#### Document text:
# # #

Finally, digital technology allows the manipulation and performance of digitally animated 2D or 3D figures and objects in virtual environments that are rendered in by computers. The virtual figures, if they incorporate the image of the puppet, move in space and in any other dimension, as exemplified by John Lasseter’s Toy Story (1995) and Corpse Bride (2005) by Tim Burton. Motion capture refers to recording actions of human actors, and using that information to animate digital characters in 2D or 3D computer animation, giving a lifelike and realistic feel to the movement. This technique has become increasingly popular in films. The Lord of the Rings: The Two Towers (2002) was one of the first feature films to use real time motion capture for the Gollum (Andy Serkis). Avatar (2009) directed by James Cameron used this system extensively. The robotic, animatronic, and movement toward the virtual puppet seem to reach toward the ideal, born in the early 20th century, for a figure with unlimited possibilities, completely free from the laws of physics, and whose manipulation technique is invisible to the viewer. The original challenge of the puppet, to surpass the human with the invisible but ever-present manipulator, has thus been lost.

# # #

#### Information given:

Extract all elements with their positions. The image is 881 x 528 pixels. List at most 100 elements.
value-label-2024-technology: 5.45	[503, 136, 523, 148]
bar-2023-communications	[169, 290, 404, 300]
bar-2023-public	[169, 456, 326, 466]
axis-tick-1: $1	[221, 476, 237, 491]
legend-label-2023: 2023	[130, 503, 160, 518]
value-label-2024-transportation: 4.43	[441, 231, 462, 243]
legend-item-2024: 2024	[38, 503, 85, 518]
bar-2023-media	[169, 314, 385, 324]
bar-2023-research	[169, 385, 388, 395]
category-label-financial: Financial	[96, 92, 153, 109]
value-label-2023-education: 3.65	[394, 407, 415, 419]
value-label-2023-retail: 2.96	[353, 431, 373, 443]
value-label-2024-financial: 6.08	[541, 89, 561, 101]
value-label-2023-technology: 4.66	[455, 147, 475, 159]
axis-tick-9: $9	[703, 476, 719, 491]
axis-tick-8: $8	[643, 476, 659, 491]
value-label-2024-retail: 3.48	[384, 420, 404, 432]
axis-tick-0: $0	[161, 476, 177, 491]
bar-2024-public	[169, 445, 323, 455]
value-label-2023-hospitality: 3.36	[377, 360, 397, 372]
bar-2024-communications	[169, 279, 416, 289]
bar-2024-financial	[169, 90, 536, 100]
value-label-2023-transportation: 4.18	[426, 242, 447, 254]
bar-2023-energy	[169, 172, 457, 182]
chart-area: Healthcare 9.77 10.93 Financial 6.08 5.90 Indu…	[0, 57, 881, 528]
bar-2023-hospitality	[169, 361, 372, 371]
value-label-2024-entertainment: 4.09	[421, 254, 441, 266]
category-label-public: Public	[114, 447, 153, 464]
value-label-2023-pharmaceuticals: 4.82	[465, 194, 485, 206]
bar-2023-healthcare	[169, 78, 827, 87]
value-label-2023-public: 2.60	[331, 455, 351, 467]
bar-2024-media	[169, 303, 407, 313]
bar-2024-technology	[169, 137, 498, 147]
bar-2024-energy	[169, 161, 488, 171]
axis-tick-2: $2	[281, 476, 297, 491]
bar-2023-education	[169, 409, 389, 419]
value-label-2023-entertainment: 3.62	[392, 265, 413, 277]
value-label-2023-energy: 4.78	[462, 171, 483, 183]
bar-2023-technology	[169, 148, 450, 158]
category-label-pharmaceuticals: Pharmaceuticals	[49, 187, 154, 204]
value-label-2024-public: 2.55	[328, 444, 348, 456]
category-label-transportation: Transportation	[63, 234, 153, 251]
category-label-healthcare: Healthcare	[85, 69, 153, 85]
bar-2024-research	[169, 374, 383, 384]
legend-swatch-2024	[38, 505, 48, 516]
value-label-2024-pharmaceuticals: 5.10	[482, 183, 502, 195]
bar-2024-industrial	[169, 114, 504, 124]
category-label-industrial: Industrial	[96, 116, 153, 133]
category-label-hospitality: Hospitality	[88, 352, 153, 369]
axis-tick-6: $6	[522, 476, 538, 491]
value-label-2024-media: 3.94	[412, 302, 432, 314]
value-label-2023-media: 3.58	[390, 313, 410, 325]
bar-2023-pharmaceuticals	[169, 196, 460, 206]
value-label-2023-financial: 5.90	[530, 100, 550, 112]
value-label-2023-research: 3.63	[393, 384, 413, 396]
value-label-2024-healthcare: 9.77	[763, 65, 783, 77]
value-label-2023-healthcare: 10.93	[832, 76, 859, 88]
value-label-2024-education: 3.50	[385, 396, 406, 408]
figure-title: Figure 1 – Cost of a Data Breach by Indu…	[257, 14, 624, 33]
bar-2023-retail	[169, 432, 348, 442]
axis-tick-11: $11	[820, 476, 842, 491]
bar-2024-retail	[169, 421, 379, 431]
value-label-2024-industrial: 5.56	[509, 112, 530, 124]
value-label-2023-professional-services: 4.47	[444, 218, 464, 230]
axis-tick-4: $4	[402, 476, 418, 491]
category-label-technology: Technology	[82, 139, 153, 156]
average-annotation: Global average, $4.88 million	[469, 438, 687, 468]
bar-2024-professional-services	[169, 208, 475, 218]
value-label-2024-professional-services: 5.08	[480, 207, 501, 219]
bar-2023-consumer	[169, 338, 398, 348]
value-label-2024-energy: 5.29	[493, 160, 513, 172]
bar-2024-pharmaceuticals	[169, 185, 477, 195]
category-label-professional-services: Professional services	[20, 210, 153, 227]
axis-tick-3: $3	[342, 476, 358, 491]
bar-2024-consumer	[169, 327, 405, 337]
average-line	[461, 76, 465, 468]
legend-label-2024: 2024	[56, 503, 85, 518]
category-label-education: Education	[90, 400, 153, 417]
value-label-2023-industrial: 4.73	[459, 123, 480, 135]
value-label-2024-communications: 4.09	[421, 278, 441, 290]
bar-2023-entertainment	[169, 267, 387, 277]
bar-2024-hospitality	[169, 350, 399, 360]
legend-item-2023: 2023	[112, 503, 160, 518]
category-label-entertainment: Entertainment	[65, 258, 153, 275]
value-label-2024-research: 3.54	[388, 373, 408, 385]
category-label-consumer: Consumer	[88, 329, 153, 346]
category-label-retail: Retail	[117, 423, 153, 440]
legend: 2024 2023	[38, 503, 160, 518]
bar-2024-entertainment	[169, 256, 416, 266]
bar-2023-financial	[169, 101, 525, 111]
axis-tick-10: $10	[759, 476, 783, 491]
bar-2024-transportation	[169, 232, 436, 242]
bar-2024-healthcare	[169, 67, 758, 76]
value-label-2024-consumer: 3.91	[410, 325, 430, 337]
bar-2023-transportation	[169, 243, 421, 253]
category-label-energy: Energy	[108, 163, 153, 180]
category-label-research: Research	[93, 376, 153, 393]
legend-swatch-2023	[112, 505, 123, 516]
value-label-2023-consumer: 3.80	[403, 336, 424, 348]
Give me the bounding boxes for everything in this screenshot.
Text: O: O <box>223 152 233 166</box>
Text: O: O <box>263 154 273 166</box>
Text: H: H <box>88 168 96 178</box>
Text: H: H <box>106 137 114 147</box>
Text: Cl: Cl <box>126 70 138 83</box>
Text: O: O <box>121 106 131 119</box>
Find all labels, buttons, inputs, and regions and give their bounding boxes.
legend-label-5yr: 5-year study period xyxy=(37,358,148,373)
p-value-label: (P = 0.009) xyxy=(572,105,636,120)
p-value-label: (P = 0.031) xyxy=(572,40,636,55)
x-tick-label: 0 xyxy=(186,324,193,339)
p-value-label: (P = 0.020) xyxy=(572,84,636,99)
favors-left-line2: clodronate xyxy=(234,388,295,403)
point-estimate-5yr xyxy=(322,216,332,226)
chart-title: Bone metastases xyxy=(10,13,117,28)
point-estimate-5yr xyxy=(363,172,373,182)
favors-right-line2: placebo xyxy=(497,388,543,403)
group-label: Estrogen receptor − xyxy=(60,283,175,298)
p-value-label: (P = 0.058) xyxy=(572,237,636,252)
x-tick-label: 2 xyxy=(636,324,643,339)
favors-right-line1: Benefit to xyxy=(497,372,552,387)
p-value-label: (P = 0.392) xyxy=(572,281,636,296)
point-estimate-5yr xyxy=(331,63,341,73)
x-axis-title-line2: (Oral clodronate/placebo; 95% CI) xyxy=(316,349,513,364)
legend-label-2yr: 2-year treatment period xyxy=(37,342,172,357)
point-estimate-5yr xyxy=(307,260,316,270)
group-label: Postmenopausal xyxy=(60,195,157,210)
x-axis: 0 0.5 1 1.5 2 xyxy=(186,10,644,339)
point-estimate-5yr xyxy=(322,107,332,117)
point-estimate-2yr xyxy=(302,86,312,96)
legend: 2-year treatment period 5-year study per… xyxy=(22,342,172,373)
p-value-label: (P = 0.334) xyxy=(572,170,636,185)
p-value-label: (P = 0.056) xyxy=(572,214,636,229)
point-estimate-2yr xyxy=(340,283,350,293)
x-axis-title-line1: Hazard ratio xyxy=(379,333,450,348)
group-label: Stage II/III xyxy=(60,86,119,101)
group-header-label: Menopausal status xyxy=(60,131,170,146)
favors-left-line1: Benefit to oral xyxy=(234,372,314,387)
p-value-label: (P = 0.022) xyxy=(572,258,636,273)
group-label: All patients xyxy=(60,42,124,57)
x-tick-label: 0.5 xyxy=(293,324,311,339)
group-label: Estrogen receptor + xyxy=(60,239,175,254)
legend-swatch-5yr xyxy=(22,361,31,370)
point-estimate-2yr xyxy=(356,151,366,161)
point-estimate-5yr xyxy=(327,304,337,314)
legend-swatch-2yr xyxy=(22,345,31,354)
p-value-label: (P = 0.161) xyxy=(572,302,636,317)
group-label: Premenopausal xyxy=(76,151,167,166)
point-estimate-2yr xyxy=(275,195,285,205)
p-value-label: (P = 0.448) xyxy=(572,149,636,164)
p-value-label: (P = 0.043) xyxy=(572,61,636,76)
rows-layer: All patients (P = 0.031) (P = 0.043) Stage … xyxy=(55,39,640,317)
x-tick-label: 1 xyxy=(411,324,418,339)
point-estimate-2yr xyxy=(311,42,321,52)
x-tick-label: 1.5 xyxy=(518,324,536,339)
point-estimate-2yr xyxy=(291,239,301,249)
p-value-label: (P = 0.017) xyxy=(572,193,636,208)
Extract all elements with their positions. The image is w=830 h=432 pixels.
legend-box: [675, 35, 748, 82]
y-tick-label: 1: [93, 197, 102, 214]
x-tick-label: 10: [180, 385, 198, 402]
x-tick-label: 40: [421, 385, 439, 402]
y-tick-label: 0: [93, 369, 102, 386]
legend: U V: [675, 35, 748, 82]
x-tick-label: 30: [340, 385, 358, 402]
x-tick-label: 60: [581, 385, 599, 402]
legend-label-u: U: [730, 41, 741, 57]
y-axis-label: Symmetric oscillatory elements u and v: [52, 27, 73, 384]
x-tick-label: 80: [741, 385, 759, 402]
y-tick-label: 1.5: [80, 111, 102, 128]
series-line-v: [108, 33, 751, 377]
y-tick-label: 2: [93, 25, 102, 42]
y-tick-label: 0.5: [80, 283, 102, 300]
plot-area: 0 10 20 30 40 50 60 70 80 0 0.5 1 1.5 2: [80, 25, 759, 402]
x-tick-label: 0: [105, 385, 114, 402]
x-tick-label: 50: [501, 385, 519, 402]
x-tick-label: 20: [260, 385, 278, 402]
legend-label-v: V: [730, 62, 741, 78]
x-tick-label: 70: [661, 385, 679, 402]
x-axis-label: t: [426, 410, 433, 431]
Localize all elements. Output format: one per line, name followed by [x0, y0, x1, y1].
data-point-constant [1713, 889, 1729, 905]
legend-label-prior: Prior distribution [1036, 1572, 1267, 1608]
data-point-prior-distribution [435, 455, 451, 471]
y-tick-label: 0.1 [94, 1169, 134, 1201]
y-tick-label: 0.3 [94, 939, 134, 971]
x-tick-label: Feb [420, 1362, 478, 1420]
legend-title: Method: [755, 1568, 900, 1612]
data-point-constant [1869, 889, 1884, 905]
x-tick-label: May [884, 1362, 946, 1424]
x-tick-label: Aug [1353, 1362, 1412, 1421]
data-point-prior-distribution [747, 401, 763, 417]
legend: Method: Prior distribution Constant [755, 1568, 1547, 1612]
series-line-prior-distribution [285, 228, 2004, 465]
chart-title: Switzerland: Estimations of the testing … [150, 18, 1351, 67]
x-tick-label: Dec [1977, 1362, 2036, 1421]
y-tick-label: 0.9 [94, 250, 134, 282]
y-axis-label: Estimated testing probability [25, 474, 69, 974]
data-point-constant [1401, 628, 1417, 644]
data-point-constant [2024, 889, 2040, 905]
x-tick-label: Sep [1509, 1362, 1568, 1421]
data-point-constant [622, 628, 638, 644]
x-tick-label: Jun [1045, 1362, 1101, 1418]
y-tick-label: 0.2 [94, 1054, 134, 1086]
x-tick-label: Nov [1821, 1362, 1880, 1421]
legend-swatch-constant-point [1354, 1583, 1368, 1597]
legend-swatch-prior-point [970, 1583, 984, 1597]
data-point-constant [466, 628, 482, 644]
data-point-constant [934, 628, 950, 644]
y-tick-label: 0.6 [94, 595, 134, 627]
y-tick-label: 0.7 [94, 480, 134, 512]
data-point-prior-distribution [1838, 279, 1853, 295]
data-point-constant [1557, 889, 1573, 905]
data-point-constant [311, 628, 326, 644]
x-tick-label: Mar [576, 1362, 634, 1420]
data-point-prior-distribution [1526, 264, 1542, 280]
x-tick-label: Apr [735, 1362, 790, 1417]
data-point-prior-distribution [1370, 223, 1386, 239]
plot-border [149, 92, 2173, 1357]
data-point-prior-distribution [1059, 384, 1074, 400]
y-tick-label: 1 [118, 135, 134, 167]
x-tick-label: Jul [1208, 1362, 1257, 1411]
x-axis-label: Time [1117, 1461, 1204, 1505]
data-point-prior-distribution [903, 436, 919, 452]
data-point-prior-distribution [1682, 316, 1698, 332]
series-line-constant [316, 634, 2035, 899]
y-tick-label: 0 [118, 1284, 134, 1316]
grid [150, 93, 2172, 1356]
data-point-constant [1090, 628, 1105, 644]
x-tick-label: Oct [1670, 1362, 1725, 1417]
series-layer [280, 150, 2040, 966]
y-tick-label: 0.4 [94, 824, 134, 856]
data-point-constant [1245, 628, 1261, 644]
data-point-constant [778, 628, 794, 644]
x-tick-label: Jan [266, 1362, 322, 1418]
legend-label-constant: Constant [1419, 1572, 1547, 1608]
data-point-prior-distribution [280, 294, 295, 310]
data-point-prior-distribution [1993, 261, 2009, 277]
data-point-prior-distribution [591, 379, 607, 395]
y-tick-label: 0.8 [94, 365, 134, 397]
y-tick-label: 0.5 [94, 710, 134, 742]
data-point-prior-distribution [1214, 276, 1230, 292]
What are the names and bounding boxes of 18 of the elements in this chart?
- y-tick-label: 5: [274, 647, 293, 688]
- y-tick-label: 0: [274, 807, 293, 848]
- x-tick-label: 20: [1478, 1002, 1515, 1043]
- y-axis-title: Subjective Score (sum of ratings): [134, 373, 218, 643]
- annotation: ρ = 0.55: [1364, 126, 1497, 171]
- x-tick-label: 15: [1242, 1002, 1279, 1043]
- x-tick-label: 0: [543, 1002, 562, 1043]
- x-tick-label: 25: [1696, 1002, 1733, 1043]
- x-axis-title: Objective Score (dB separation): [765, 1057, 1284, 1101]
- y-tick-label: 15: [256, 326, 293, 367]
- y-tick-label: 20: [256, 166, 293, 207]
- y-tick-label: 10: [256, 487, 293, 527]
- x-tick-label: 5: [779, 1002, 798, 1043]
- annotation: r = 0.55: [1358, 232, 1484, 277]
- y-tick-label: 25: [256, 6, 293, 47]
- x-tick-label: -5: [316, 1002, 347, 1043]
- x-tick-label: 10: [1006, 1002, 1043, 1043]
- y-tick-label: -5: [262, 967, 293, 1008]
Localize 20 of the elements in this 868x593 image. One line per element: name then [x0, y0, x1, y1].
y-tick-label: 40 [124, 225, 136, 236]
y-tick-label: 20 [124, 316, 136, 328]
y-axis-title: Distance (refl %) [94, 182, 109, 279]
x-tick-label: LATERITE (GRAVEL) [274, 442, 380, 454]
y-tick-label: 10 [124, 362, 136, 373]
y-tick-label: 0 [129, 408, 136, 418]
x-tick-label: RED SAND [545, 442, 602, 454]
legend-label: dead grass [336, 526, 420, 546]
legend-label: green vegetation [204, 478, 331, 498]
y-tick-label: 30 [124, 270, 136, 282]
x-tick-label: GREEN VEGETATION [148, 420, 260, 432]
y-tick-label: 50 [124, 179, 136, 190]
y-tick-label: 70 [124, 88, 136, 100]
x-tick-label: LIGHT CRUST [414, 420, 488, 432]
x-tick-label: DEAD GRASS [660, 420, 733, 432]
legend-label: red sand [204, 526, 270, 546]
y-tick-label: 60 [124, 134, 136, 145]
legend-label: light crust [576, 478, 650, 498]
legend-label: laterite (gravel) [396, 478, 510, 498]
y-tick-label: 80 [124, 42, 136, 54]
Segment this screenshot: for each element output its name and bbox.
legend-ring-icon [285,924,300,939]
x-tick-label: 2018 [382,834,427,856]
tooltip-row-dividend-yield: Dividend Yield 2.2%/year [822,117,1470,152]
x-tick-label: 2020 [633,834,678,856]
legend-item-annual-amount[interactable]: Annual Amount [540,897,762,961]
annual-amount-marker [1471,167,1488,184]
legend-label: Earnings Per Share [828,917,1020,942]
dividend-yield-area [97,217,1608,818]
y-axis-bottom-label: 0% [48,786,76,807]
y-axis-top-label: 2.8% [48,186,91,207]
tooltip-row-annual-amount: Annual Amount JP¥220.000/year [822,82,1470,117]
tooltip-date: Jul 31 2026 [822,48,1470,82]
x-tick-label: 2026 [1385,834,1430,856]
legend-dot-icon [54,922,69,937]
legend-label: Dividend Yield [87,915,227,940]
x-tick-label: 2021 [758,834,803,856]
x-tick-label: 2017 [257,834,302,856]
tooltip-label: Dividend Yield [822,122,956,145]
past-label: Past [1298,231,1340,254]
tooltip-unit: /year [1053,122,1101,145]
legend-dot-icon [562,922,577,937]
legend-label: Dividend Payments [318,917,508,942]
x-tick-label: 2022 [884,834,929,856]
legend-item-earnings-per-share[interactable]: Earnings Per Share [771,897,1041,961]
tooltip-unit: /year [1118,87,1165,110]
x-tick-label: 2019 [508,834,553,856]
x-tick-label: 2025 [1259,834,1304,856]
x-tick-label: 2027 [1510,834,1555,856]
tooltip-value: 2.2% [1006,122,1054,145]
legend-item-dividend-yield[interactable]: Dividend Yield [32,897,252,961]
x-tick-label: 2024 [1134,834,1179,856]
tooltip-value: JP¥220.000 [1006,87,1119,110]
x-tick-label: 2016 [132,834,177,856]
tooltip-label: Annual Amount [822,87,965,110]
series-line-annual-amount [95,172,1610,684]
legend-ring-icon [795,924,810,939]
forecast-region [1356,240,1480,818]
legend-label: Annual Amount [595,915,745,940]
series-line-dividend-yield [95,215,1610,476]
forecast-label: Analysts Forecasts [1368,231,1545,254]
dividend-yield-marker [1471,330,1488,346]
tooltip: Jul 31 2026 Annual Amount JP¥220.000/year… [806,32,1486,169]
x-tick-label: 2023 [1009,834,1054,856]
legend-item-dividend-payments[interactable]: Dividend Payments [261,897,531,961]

# # #

#### Task set:
**1.** In the passage on digital puppetry, why does motion capture make digital characters move in a lifelike way? Answer in one to three sentences.
**2.** Carry on the passage on digital puppetry after its final sentence.

#### Answers provided:
**1.** Motion capture records the actions of human actors. It uses that recording to animate digital characters in 2D or 3D computer animation, so their movement has a lifelike and realistic feel.

**2.**
Meanwhile other artists return to other puppet roots. Dante’s Inferno (Sean Meredith, director, 2007) used hand drawn figures and the image of a toy theatre stage with head puppeteer Paul Zaloom in this adaptation of the book by Sandow Birk and Marcus Sanders. Team America: World Police (Trey Parker, director, 2004) used 200 puppets to satirize global implications of American politics in the post-2001 environment. The Beaver (Jody Foster, director, 2011) had Mel Gibson using a beaver puppet to relate to the world exploring the puppet as alter ego and therapeutic tool. There are of course films about puppeteer characters (Lili, Charles Walters, director, 1953; Dom Roberto, Ernesto de Sousa, director, 1962; Shadow Master, Larry Reed, director, 1979; and Being John Malkovich, Spike Jonze, director, 1999), which contain footage of puppetry. There are puppet shows inside films (Monkey Business, Norman McLeod, director, 1931 with a Punch and Judy show; The Sound of Music, Robert Wise, director, 1965 with a marionette sequence; To Live, Zhang Yimou, director, 1994 with a shadow puppet show) and documentaries that deal with puppet history or practice (Puppet, David Soll, director, 2013 which includes the work of Dan Hurlin; Being Elmo: A Puppeteers Journey, Constance Marks, director, 2011; Beauty is Embarrassing, Neil Berkeley, director, 2012 about artist Wayne White; The Last Caravan, director Ida Hledikova, 2008).
As a practice, as a metaphor, and as an object of contemplation, the puppet has been significant in cinema since its beginnings.